GIVEN TASK:
Pictures don't belong in the copy; print all the records exactly.

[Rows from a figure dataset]
☆ ☆ ☆ ☆ ☆ ☆ ☆

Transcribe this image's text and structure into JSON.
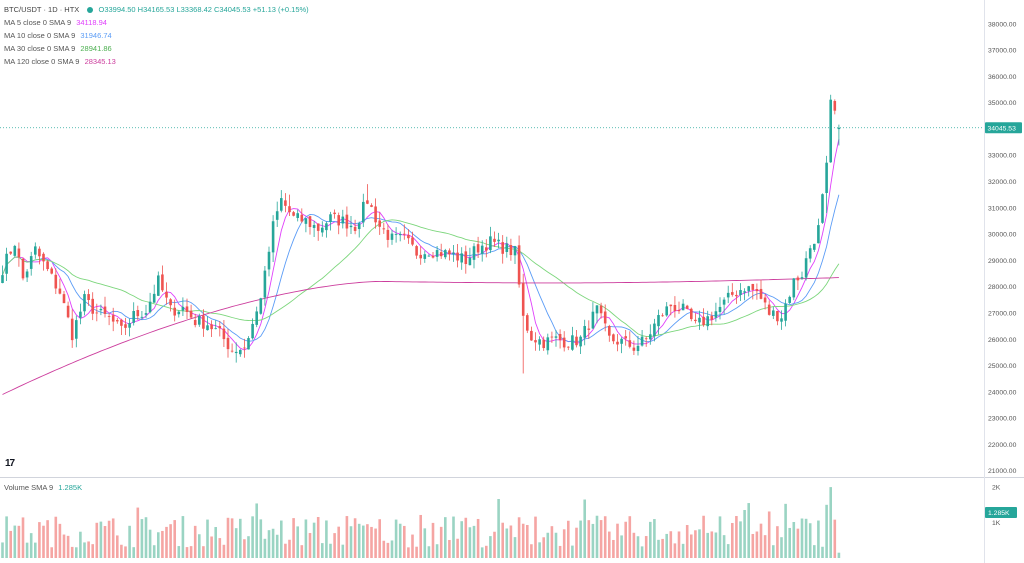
{
  "header": {
    "symbol": "BTC/USDT · 1D · HTX",
    "ohlc": "O33994.50  H34165.53  L33368.42  C34045.53  +51.13 (+0.15%)"
  },
  "indicators": [
    {
      "label": "MA 5 close 0 SMA 9",
      "value": "34118.94",
      "color": "#e040fb"
    },
    {
      "label": "MA 10 close 0 SMA 9",
      "value": "31946.74",
      "color": "#5b9cf6"
    },
    {
      "label": "MA 30 close 0 SMA 9",
      "value": "28941.86",
      "color": "#4caf50"
    },
    {
      "label": "MA 120 close 0 SMA 9",
      "value": "28345.13",
      "color": "#cc3d9d"
    }
  ],
  "volume_legend": {
    "label": "Volume SMA 9",
    "value": "1.285K"
  },
  "logo": "17",
  "price_axis_ticks": [
    "38000.00",
    "37000.00",
    "36000.00",
    "35000.00",
    "34000.00",
    "33000.00",
    "32000.00",
    "31000.00",
    "30000.00",
    "29000.00",
    "28000.00",
    "27000.00",
    "26000.00",
    "25000.00",
    "24000.00",
    "23000.00",
    "22000.00",
    "21000.00"
  ],
  "current_price_label": "34045.53",
  "volume_axis_ticks": [
    "2K",
    "1K"
  ],
  "current_volume_label": "1.285K",
  "colors": {
    "up": "#26a69a",
    "down": "#ef5350",
    "vol_up": "#9ad4c3",
    "vol_down": "#f5a5a3"
  },
  "chart_data": {
    "type": "candlestick",
    "title": "BTC/USDT · 1D · HTX",
    "ylim": [
      20800,
      38600
    ],
    "volume_ylim": [
      0,
      2200
    ],
    "grid": false,
    "anchors": [
      [
        0,
        28700
      ],
      [
        3,
        29700
      ],
      [
        5,
        28300
      ],
      [
        8,
        29400
      ],
      [
        11,
        28600
      ],
      [
        14,
        27800
      ],
      [
        17,
        26200
      ],
      [
        20,
        27500
      ],
      [
        23,
        27000
      ],
      [
        26,
        26800
      ],
      [
        29,
        26300
      ],
      [
        32,
        26900
      ],
      [
        35,
        27100
      ],
      [
        38,
        28200
      ],
      [
        41,
        27100
      ],
      [
        44,
        27200
      ],
      [
        47,
        26700
      ],
      [
        50,
        26600
      ],
      [
        53,
        26200
      ],
      [
        56,
        25600
      ],
      [
        59,
        25700
      ],
      [
        62,
        27000
      ],
      [
        64,
        28400
      ],
      [
        66,
        30300
      ],
      [
        68,
        31300
      ],
      [
        71,
        30600
      ],
      [
        74,
        30500
      ],
      [
        77,
        30200
      ],
      [
        80,
        30600
      ],
      [
        83,
        30500
      ],
      [
        86,
        30300
      ],
      [
        89,
        31300
      ],
      [
        92,
        30300
      ],
      [
        95,
        29800
      ],
      [
        98,
        29800
      ],
      [
        101,
        29300
      ],
      [
        104,
        29400
      ],
      [
        107,
        29300
      ],
      [
        110,
        29200
      ],
      [
        113,
        29000
      ],
      [
        116,
        29500
      ],
      [
        119,
        29700
      ],
      [
        122,
        29500
      ],
      [
        125,
        29300
      ],
      [
        127,
        26800
      ],
      [
        129,
        26100
      ],
      [
        132,
        25900
      ],
      [
        135,
        26000
      ],
      [
        138,
        25900
      ],
      [
        141,
        26000
      ],
      [
        143,
        26600
      ],
      [
        145,
        27100
      ],
      [
        148,
        26000
      ],
      [
        151,
        25900
      ],
      [
        154,
        25700
      ],
      [
        157,
        26000
      ],
      [
        160,
        26800
      ],
      [
        163,
        27300
      ],
      [
        166,
        27100
      ],
      [
        169,
        26500
      ],
      [
        172,
        26800
      ],
      [
        175,
        27200
      ],
      [
        178,
        27700
      ],
      [
        181,
        28000
      ],
      [
        184,
        27800
      ],
      [
        187,
        27000
      ],
      [
        190,
        26900
      ],
      [
        193,
        28200
      ],
      [
        195,
        28500
      ],
      [
        197,
        29500
      ],
      [
        199,
        30200
      ],
      [
        201,
        32500
      ],
      [
        202,
        34900
      ],
      [
        203,
        34600
      ],
      [
        204,
        34045
      ]
    ],
    "ma_periods": [
      5,
      10,
      30
    ],
    "ma120": {
      "start": 23900,
      "mid_index": 92,
      "mid": 28200,
      "end": 28345
    },
    "volume_spike_index": 202,
    "volume_spike_value": 2000,
    "last": {
      "open": 33994.5,
      "high": 34165.53,
      "low": 33368.42,
      "close": 34045.53
    }
  }
}
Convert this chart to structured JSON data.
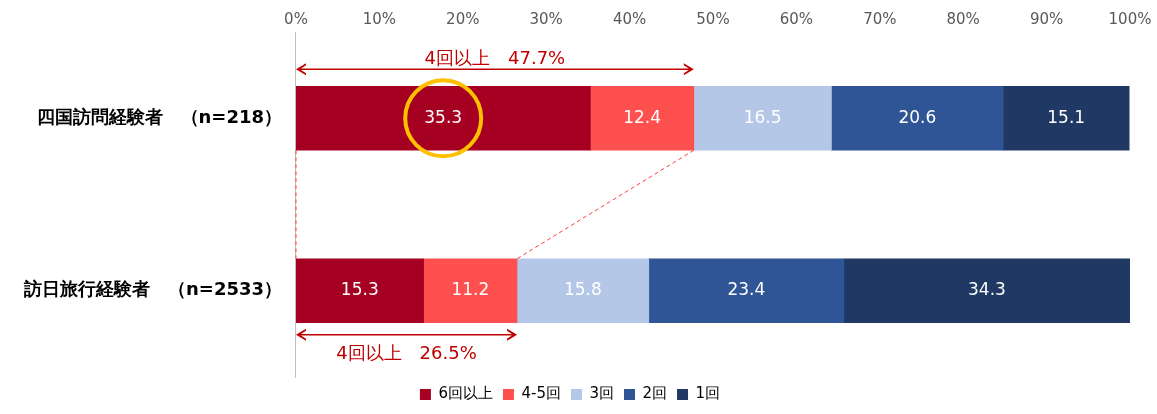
{
  "chart_data": {
    "type": "bar",
    "orientation": "horizontal",
    "stacked": true,
    "data_labels": true,
    "legend": "bottom",
    "grid": false,
    "categories": [
      "四国訪問経験者　（n=218）",
      "訪日旅行経験者　（n=2533）"
    ],
    "xlim": [
      0,
      100
    ],
    "xticks": [
      {
        "value": 0,
        "label": "0%"
      },
      {
        "value": 10,
        "label": "10%"
      },
      {
        "value": 20,
        "label": "20%"
      },
      {
        "value": 30,
        "label": "30%"
      },
      {
        "value": 40,
        "label": "40%"
      },
      {
        "value": 50,
        "label": "50%"
      },
      {
        "value": 60,
        "label": "60%"
      },
      {
        "value": 70,
        "label": "70%"
      },
      {
        "value": 80,
        "label": "80%"
      },
      {
        "value": 90,
        "label": "90%"
      },
      {
        "value": 100,
        "label": "100%"
      }
    ],
    "series": [
      {
        "name": "6回以上",
        "color": "#a50021",
        "values": [
          35.3,
          15.3
        ]
      },
      {
        "name": "4-5回",
        "color": "#ff5050",
        "values": [
          12.4,
          11.2
        ]
      },
      {
        "name": "3回",
        "color": "#b4c7e7",
        "values": [
          16.5,
          15.8
        ]
      },
      {
        "name": "2回",
        "color": "#2f5597",
        "values": [
          20.6,
          23.4
        ]
      },
      {
        "name": "1回",
        "color": "#203864",
        "values": [
          15.1,
          34.3
        ]
      }
    ],
    "annotations": [
      "4回以上　47.7%",
      "4回以上　26.5%"
    ]
  }
}
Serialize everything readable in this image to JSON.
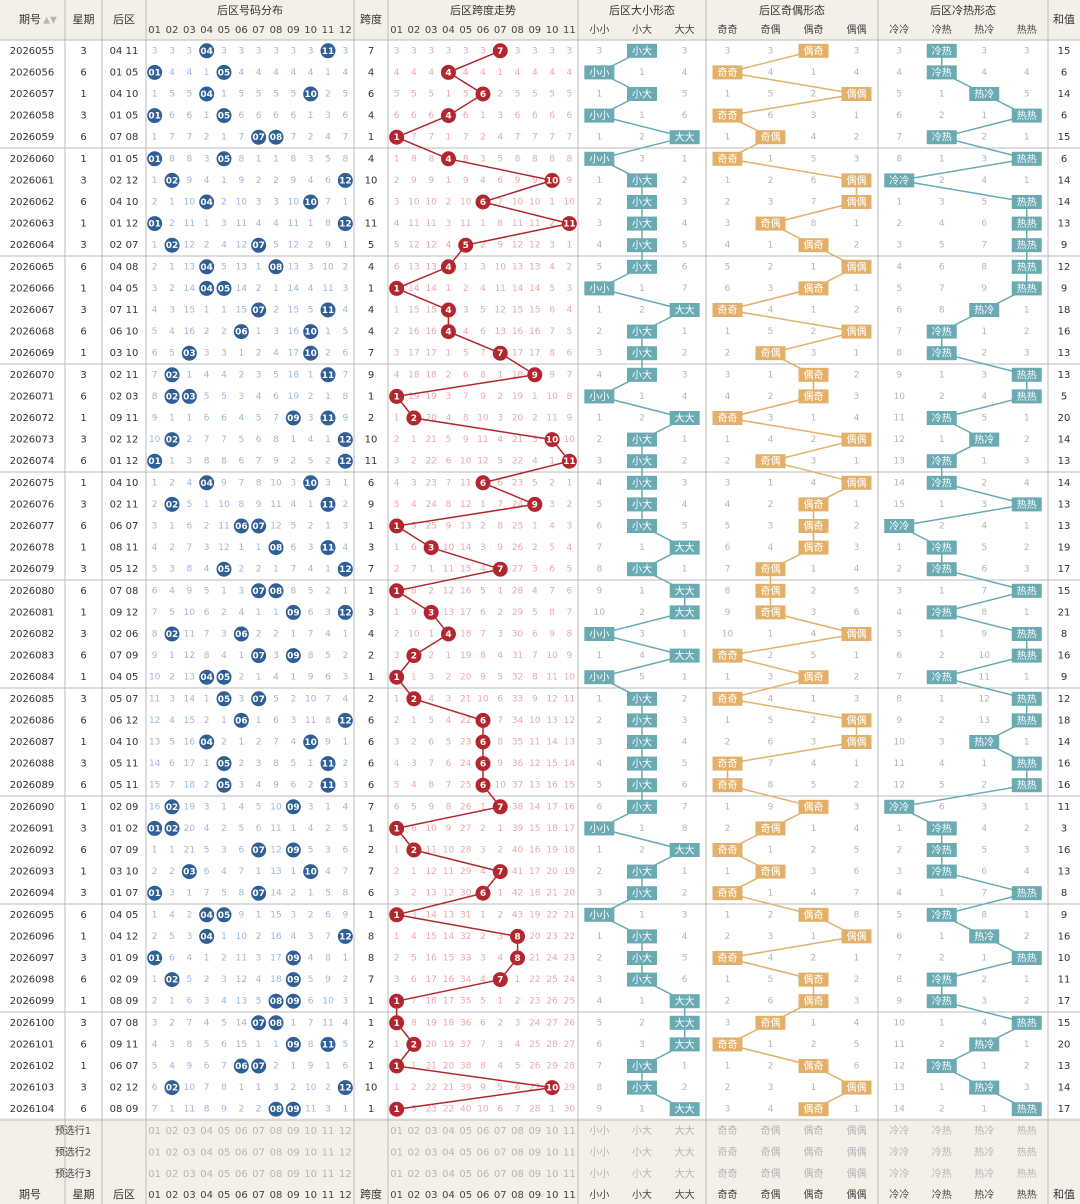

☆ ☆ ☆ ☆ ☆ ☆ ☆

FULL OUTPUT:
Transcribe this image's text and structure into JSON.
{
  "header": {
    "symbol": "BTC/USDT · 1D · HTX",
    "ohlc": "O33994.50  H34165.53  L33368.42  C34045.53  +51.13 (+0.15%)"
  },
  "indicators": [
    {
      "label": "MA 5 close 0 SMA 9",
      "value": "34118.94",
      "color": "#e040fb"
    },
    {
      "label": "MA 10 close 0 SMA 9",
      "value": "31946.74",
      "color": "#5b9cf6"
    },
    {
      "label": "MA 30 close 0 SMA 9",
      "value": "28941.86",
      "color": "#4caf50"
    },
    {
      "label": "MA 120 close 0 SMA 9",
      "value": "28345.13",
      "color": "#cc3d9d"
    }
  ],
  "volume_legend": {
    "label": "Volume SMA 9",
    "value": "1.285K"
  },
  "logo": "17",
  "price_axis_ticks": [
    "38000.00",
    "37000.00",
    "36000.00",
    "35000.00",
    "34000.00",
    "33000.00",
    "32000.00",
    "31000.00",
    "30000.00",
    "29000.00",
    "28000.00",
    "27000.00",
    "26000.00",
    "25000.00",
    "24000.00",
    "23000.00",
    "22000.00",
    "21000.00"
  ],
  "current_price_label": "34045.53",
  "volume_axis_ticks": [
    "2K",
    "1K"
  ],
  "current_volume_label": "1.285K",
  "colors": {
    "up": "#26a69a",
    "down": "#ef5350",
    "vol_up": "#9ad4c3",
    "vol_down": "#f5a5a3"
  },
  "chart_data": {
    "type": "candlestick",
    "title": "BTC/USDT · 1D · HTX",
    "ylim": [
      20800,
      38600
    ],
    "volume_ylim": [
      0,
      2200
    ],
    "grid": false,
    "anchors": [
      [
        0,
        28700
      ],
      [
        3,
        29700
      ],
      [
        5,
        28300
      ],
      [
        8,
        29400
      ],
      [
        11,
        28600
      ],
      [
        14,
        27800
      ],
      [
        17,
        26200
      ],
      [
        20,
        27500
      ],
      [
        23,
        27000
      ],
      [
        26,
        26800
      ],
      [
        29,
        26300
      ],
      [
        32,
        26900
      ],
      [
        35,
        27100
      ],
      [
        38,
        28200
      ],
      [
        41,
        27100
      ],
      [
        44,
        27200
      ],
      [
        47,
        26700
      ],
      [
        50,
        26600
      ],
      [
        53,
        26200
      ],
      [
        56,
        25600
      ],
      [
        59,
        25700
      ],
      [
        62,
        27000
      ],
      [
        64,
        28400
      ],
      [
        66,
        30300
      ],
      [
        68,
        31300
      ],
      [
        71,
        30600
      ],
      [
        74,
        30500
      ],
      [
        77,
        30200
      ],
      [
        80,
        30600
      ],
      [
        83,
        30500
      ],
      [
        86,
        30300
      ],
      [
        89,
        31300
      ],
      [
        92,
        30300
      ],
      [
        95,
        29800
      ],
      [
        98,
        29800
      ],
      [
        101,
        29300
      ],
      [
        104,
        29400
      ],
      [
        107,
        29300
      ],
      [
        110,
        29200
      ],
      [
        113,
        29000
      ],
      [
        116,
        29500
      ],
      [
        119,
        29700
      ],
      [
        122,
        29500
      ],
      [
        125,
        29300
      ],
      [
        127,
        26800
      ],
      [
        129,
        26100
      ],
      [
        132,
        25900
      ],
      [
        135,
        26000
      ],
      [
        138,
        25900
      ],
      [
        141,
        26000
      ],
      [
        143,
        26600
      ],
      [
        145,
        27100
      ],
      [
        148,
        26000
      ],
      [
        151,
        25900
      ],
      [
        154,
        25700
      ],
      [
        157,
        26000
      ],
      [
        160,
        26800
      ],
      [
        163,
        27300
      ],
      [
        166,
        27100
      ],
      [
        169,
        26500
      ],
      [
        172,
        26800
      ],
      [
        175,
        27200
      ],
      [
        178,
        27700
      ],
      [
        181,
        28000
      ],
      [
        184,
        27800
      ],
      [
        187,
        27000
      ],
      [
        190,
        26900
      ],
      [
        193,
        28200
      ],
      [
        195,
        28500
      ],
      [
        197,
        29500
      ],
      [
        199,
        30200
      ],
      [
        201,
        32500
      ],
      [
        202,
        34900
      ],
      [
        203,
        34600
      ],
      [
        204,
        34045
      ]
    ],
    "ma_periods": [
      5,
      10,
      30
    ],
    "ma120": {
      "start": 23900,
      "mid_index": 92,
      "mid": 28200,
      "end": 28345
    },
    "volume_spike_index": 202,
    "volume_spike_value": 2000,
    "last": {
      "open": 33994.5,
      "high": 34165.53,
      "low": 33368.42,
      "close": 34045.53
    }
  }
}
Convert this chart to structured JSON data.
{
  "chart_data": {
    "type": "bar",
    "orientation": "horizontal",
    "stacked": true,
    "data_labels": true,
    "legend": "bottom",
    "grid": false,
    "categories": [
      "四国訪問経験者　（n=218）",
      "訪日旅行経験者　（n=2533）"
    ],
    "xlim": [
      0,
      100
    ],
    "xticks": [
      {
        "value": 0,
        "label": "0%"
      },
      {
        "value": 10,
        "label": "10%"
      },
      {
        "value": 20,
        "label": "20%"
      },
      {
        "value": 30,
        "label": "30%"
      },
      {
        "value": 40,
        "label": "40%"
      },
      {
        "value": 50,
        "label": "50%"
      },
      {
        "value": 60,
        "label": "60%"
      },
      {
        "value": 70,
        "label": "70%"
      },
      {
        "value": 80,
        "label": "80%"
      },
      {
        "value": 90,
        "label": "90%"
      },
      {
        "value": 100,
        "label": "100%"
      }
    ],
    "series": [
      {
        "name": "6回以上",
        "color": "#a50021",
        "values": [
          35.3,
          15.3
        ]
      },
      {
        "name": "4-5回",
        "color": "#ff5050",
        "values": [
          12.4,
          11.2
        ]
      },
      {
        "name": "3回",
        "color": "#b4c7e7",
        "values": [
          16.5,
          15.8
        ]
      },
      {
        "name": "2回",
        "color": "#2f5597",
        "values": [
          20.6,
          23.4
        ]
      },
      {
        "name": "1回",
        "color": "#203864",
        "values": [
          15.1,
          34.3
        ]
      }
    ],
    "annotations": [
      "4回以上　47.7%",
      "4回以上　26.5%"
    ]
  }
}
Serialize everything readable in this image to JSON.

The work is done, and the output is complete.